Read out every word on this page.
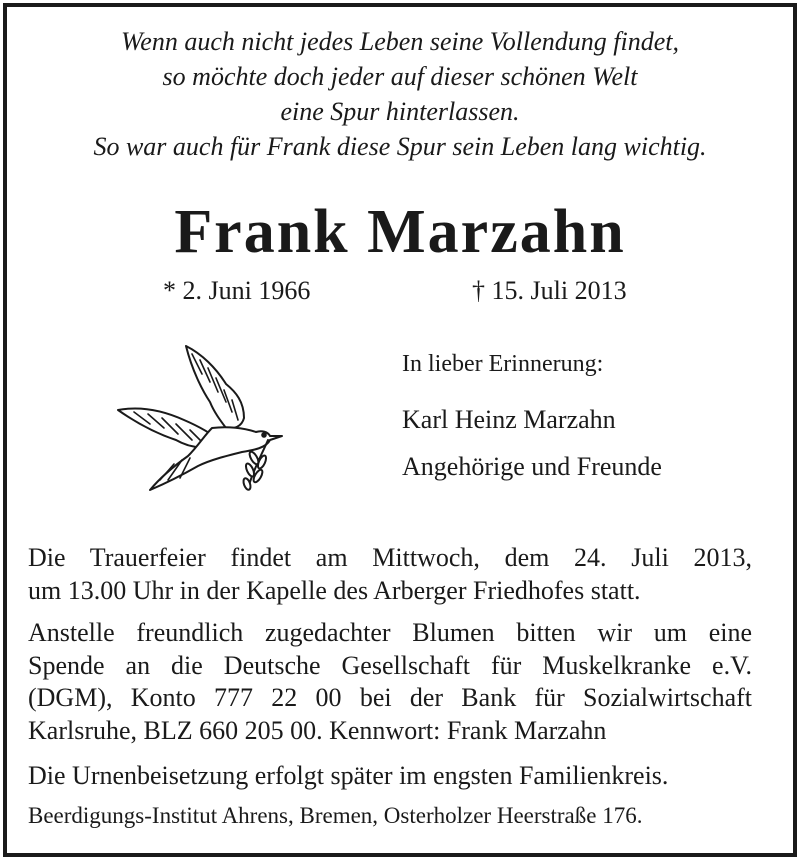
Wenn auch nicht jedes Leben seine Vollendung findet,
so möchte doch jeder auf dieser schönen Welt
eine Spur hinterlassen.
So war auch für Frank diese Spur sein Leben lang wichtig.
Frank Marzahn
* 2. Juni 1966	† 15. Juli 2013
In lieber Erinnerung:
Karl Heinz Marzahn
Angehörige und Freunde
Die Trauerfeier findet am Mittwoch, dem 24. Juli 2013,
um 13.00 Uhr in der Kapelle des Arberger Friedhofes statt.
Anstelle freundlich zugedachter Blumen bitten wir um eine
Spende an die Deutsche Gesellschaft für Muskelkranke e.V.
(DGM), Konto 777 22 00 bei der Bank für Sozialwirtschaft
Karlsruhe, BLZ 660 205 00. Kennwort: Frank Marzahn
Die Urnenbeisetzung erfolgt später im engsten Familienkreis.
Beerdigungs-Institut Ahrens, Bremen, Osterholzer Heerstraße 176.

━━━━

Copy every line that includes the string "auch" from the material above.

Wenn auch nicht jedes Leben seine Vollendung findet,
So war auch für Frank diese Spur sein Leben lang wichtig.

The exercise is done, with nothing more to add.